Stored data:
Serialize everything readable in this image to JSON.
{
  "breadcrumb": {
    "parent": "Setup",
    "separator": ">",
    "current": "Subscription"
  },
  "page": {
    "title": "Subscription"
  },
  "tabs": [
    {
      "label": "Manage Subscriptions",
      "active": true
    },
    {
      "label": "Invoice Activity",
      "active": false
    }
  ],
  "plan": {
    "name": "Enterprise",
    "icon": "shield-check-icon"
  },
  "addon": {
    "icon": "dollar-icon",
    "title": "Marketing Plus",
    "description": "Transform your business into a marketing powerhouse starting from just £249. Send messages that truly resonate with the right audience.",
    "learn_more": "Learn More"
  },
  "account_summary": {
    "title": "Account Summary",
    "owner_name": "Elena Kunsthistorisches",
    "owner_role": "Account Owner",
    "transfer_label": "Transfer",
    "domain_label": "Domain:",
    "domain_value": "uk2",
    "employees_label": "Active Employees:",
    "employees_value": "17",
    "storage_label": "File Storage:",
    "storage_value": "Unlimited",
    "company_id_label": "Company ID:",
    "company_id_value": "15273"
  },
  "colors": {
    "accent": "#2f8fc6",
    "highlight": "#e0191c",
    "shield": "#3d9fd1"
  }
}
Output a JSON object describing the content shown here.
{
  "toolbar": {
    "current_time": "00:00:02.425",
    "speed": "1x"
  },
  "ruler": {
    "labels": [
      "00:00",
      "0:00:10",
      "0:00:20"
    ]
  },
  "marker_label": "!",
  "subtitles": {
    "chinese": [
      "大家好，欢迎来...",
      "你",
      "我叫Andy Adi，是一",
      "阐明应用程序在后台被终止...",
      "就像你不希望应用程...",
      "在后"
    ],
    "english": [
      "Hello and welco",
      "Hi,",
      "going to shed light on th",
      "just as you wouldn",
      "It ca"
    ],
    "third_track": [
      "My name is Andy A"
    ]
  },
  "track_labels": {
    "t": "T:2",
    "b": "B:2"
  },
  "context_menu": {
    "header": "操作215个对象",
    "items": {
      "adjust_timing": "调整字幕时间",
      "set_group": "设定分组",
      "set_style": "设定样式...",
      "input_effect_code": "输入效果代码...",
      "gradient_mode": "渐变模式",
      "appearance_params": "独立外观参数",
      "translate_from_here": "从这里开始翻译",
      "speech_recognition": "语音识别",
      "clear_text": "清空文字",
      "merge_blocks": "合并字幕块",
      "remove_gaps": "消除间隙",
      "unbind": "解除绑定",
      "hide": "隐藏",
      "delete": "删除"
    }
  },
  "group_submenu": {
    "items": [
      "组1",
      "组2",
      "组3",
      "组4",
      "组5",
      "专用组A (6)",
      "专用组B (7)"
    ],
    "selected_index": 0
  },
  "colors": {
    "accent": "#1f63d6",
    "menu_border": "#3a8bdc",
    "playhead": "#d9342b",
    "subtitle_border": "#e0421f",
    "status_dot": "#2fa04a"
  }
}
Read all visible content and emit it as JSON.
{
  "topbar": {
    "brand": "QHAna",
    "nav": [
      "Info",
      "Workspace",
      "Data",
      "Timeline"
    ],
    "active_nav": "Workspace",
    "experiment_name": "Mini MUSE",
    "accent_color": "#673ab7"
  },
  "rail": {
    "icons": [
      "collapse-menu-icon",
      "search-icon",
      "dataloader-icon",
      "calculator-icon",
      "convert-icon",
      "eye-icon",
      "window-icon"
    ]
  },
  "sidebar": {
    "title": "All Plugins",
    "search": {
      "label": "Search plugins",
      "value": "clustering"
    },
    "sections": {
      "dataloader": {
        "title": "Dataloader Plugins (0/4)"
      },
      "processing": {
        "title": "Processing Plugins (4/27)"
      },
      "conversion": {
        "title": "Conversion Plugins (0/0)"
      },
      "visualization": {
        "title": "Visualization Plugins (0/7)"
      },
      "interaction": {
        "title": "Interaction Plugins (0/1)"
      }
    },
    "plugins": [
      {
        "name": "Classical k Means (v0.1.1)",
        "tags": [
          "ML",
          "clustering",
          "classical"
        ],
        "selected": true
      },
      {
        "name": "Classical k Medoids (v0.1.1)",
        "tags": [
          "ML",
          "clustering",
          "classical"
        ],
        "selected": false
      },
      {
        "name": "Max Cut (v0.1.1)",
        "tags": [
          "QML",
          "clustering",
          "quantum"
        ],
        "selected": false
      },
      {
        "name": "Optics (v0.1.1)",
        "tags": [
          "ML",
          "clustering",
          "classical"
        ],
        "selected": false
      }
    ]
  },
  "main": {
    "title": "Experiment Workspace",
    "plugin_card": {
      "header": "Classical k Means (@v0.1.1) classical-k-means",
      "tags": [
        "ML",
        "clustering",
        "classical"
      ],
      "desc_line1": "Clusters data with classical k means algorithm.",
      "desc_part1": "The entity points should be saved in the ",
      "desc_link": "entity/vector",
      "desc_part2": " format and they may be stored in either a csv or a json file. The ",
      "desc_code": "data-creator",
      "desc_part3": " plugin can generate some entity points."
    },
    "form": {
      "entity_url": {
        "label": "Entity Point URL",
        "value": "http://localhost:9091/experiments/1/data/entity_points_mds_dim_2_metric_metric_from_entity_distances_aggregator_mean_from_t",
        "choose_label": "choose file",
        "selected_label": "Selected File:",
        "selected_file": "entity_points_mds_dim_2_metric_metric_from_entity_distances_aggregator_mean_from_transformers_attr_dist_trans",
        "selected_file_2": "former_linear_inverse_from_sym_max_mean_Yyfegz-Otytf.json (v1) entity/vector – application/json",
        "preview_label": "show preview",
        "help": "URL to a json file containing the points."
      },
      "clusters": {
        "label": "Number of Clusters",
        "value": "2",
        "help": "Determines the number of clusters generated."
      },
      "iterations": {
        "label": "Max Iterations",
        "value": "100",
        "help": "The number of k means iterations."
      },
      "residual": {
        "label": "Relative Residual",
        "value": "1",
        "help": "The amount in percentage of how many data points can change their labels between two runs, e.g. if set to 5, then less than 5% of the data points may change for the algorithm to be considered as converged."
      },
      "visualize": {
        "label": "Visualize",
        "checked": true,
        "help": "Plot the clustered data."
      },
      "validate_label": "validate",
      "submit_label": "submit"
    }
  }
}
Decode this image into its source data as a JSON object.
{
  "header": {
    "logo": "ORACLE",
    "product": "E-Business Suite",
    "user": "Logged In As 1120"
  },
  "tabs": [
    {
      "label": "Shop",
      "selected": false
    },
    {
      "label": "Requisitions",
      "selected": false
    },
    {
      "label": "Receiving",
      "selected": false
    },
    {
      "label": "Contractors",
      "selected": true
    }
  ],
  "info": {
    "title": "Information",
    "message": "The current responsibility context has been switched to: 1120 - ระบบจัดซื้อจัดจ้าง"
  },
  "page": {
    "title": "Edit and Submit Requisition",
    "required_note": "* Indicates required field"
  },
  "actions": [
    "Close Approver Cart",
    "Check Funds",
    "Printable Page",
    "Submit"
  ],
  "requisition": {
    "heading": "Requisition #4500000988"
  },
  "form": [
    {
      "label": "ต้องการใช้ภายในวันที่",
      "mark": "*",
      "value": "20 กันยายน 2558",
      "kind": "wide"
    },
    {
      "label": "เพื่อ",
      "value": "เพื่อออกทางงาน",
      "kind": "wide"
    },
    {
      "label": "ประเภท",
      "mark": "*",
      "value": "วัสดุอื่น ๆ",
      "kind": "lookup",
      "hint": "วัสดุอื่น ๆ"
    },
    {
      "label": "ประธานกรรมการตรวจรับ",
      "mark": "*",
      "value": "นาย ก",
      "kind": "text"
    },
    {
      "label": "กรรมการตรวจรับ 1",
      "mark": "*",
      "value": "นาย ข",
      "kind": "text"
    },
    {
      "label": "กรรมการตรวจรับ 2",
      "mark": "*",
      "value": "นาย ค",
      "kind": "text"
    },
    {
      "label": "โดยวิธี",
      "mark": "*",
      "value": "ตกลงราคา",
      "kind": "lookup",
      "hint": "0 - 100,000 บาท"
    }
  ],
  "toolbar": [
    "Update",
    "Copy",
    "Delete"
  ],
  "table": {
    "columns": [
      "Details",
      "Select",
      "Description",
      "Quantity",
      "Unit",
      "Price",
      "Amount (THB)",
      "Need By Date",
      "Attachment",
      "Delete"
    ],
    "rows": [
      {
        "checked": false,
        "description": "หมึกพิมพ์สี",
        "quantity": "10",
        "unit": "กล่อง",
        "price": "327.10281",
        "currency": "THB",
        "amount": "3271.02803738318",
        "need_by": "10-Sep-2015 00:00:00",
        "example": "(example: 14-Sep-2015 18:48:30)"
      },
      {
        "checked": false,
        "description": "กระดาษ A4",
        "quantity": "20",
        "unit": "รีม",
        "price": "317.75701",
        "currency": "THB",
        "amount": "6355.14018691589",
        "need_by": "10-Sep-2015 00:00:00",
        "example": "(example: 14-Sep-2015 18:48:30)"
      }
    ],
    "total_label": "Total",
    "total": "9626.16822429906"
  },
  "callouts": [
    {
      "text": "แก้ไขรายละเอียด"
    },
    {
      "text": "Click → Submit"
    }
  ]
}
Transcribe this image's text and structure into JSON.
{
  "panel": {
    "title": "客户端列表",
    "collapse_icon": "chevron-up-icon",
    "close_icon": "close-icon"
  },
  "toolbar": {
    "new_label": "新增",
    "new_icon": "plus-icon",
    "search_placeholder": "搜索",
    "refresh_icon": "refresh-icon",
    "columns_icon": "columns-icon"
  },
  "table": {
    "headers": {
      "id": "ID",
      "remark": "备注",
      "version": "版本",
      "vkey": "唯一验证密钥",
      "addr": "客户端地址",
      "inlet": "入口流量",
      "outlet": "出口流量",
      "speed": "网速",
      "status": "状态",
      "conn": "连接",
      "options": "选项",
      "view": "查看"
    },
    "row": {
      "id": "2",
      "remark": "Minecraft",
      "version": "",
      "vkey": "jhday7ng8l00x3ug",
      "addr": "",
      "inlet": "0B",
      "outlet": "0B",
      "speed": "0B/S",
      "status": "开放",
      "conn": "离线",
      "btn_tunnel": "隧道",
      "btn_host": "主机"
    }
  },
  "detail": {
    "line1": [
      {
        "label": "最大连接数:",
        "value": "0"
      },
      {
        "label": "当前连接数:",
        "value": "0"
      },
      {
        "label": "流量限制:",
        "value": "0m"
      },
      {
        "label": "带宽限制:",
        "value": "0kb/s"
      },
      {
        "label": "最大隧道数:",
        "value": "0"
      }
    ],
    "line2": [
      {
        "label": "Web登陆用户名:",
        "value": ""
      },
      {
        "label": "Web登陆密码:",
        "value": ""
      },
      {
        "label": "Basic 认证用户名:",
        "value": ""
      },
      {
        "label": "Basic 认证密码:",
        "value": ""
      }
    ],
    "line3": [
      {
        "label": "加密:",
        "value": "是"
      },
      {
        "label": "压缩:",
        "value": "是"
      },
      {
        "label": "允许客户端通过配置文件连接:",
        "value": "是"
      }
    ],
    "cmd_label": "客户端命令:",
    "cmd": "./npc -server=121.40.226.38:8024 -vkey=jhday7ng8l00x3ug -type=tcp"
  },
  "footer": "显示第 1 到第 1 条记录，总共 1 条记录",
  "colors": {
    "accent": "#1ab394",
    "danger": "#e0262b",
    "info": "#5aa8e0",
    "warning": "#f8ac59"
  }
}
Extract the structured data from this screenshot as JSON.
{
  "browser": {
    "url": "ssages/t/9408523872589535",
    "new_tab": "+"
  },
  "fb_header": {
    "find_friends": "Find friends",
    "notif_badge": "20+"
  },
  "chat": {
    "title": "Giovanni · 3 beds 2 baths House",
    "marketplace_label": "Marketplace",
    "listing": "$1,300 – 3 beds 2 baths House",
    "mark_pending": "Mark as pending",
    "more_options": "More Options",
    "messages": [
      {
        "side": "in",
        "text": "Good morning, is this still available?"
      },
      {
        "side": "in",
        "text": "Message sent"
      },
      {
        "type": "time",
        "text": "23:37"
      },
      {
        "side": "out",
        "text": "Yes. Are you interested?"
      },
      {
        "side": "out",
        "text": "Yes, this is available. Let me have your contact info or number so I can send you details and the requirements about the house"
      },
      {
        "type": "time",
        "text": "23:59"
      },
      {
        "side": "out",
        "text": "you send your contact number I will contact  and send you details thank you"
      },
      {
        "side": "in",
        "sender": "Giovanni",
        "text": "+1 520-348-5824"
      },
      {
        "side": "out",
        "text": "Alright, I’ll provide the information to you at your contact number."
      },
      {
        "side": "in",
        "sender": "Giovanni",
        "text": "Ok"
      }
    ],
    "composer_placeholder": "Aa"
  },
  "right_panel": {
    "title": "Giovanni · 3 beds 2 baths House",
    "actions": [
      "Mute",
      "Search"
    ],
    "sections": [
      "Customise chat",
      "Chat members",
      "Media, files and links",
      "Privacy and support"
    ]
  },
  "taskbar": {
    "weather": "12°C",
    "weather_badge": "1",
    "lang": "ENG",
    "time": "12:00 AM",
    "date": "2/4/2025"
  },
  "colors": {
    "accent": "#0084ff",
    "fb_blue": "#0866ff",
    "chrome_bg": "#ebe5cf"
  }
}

● **Prompt**: Of the lines above, how many contain the string "algorithm"? Only the number is required.

● **Response to the exercise**: 2